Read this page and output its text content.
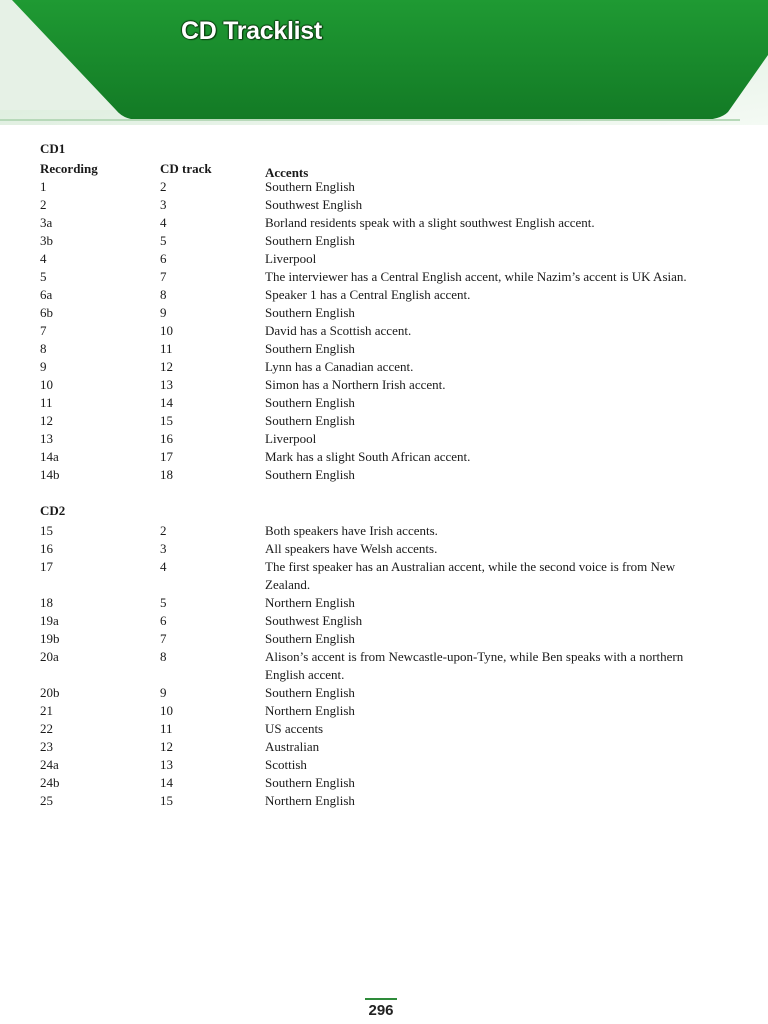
CD Tracklist
CD1
Recording	CD track	Accents
1	2	Southern English
2	3	Southwest English
3a	4	Borland residents speak with a slight southwest English accent.
3b	5	Southern English
4	6	Liverpool
5	7	The interviewer has a Central English accent, while Nazim’s accent is UK Asian.
6a	8	Speaker 1 has a Central English accent.
6b	9	Southern English
7	10	David has a Scottish accent.
8	11	Southern English
9	12	Lynn has a Canadian accent.
10	13	Simon has a Northern Irish accent.
11	14	Southern English
12	15	Southern English
13	16	Liverpool
14a	17	Mark has a slight South African accent.
14b	18	Southern English
CD2
15	2	Both speakers have Irish accents.
16	3	All speakers have Welsh accents.
17	4	The first speaker has an Australian accent, while the second voice is from New Zealand.
18	5	Northern English
19a	6	Southwest English
19b	7	Southern English
20a	8	Alison’s accent is from Newcastle-upon-Tyne, while Ben speaks with a northern English accent.
20b	9	Southern English
21	10	Northern English
22	11	US accents
23	12	Australian
24a	13	Scottish
24b	14	Southern English
25	15	Northern English
296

* _Stated problem_: Filter out every line that lacks the word "speakers", and copy the rest.

* _Solution to this exercise_:
15	2	Both speakers have Irish accents.
16	3	All speakers have Welsh accents.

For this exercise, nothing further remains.